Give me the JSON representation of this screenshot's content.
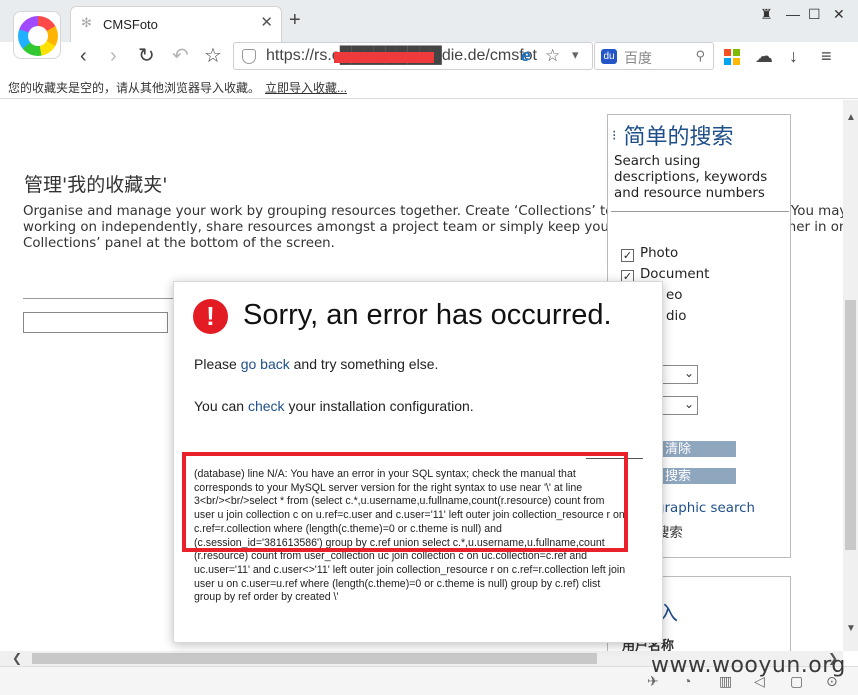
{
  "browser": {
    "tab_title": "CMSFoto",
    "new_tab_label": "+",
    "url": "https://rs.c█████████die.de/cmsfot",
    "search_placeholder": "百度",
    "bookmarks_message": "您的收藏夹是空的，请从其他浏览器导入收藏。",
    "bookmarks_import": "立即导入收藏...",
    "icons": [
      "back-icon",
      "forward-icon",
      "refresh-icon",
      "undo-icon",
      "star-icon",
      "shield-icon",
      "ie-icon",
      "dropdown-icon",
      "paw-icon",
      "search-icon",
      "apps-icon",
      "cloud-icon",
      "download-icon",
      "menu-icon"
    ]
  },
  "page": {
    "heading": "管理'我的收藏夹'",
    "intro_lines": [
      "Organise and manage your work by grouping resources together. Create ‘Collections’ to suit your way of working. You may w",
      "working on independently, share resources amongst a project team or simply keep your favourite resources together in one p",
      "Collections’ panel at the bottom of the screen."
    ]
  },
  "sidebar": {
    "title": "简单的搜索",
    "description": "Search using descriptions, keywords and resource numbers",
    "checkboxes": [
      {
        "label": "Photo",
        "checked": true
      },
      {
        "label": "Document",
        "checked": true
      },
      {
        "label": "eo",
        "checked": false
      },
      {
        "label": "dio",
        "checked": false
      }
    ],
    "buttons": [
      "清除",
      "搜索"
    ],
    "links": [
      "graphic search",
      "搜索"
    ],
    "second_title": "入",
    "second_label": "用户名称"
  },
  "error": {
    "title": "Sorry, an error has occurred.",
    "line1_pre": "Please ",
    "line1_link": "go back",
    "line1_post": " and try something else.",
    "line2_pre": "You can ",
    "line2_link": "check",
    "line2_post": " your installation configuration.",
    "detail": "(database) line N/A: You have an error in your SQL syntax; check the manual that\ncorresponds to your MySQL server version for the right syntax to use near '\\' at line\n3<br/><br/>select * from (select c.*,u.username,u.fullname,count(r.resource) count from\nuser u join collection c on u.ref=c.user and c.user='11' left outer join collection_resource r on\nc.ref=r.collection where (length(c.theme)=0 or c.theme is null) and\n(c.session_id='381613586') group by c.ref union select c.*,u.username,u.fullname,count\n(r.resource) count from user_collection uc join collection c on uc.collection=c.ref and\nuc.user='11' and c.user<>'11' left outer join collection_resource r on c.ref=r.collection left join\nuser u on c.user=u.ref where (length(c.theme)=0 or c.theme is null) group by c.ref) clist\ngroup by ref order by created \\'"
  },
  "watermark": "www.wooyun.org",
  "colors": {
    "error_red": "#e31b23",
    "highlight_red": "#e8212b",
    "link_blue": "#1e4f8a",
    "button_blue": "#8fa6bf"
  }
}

--

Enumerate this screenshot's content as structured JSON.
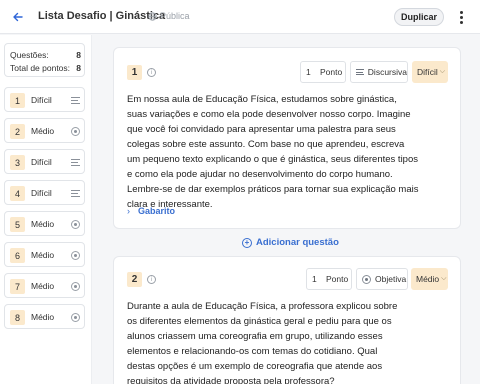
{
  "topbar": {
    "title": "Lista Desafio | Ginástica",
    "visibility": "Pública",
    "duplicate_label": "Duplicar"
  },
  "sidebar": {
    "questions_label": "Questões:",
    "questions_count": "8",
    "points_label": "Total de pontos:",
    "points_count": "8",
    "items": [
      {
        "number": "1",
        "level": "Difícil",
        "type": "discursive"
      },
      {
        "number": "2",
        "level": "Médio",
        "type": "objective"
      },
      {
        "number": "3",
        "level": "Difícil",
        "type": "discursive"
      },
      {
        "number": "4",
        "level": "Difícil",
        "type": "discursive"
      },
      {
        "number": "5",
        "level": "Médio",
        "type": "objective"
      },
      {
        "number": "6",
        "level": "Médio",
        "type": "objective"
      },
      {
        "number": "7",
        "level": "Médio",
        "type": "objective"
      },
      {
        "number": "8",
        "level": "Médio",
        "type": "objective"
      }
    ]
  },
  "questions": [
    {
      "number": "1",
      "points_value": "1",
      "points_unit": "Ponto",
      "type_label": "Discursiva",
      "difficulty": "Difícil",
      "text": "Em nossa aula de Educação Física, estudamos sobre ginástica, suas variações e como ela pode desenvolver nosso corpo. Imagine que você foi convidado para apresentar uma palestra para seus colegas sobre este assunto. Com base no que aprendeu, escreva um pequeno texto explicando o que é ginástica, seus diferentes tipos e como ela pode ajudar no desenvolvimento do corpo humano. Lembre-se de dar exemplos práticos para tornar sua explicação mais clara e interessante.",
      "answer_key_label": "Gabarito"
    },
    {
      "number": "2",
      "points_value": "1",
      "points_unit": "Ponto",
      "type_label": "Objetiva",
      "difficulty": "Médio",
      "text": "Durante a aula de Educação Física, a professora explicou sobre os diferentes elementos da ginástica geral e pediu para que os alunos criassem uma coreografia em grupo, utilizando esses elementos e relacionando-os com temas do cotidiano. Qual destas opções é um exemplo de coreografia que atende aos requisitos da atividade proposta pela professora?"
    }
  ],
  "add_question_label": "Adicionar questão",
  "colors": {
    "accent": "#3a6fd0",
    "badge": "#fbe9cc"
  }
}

...

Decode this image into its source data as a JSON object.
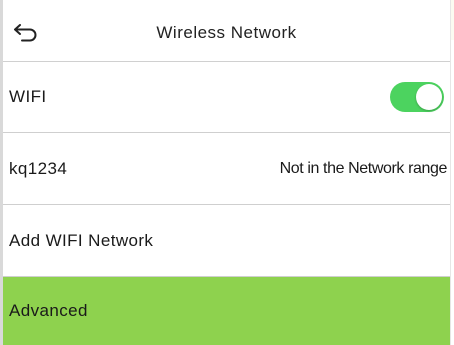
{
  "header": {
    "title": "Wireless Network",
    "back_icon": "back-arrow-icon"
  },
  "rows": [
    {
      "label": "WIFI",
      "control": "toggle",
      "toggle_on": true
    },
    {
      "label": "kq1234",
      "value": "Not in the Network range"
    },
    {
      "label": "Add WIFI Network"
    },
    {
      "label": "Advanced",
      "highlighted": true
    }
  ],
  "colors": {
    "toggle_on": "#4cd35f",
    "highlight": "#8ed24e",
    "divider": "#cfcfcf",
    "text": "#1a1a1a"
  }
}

» **Given problem**: Look through the data above. Find each line with the string "this" and copy it.

» **Task response**:
Give me the JSON representation of this screenshot's content.
Enumerate this screenshot's content as structured JSON.
Decode this image into its source data as a JSON object.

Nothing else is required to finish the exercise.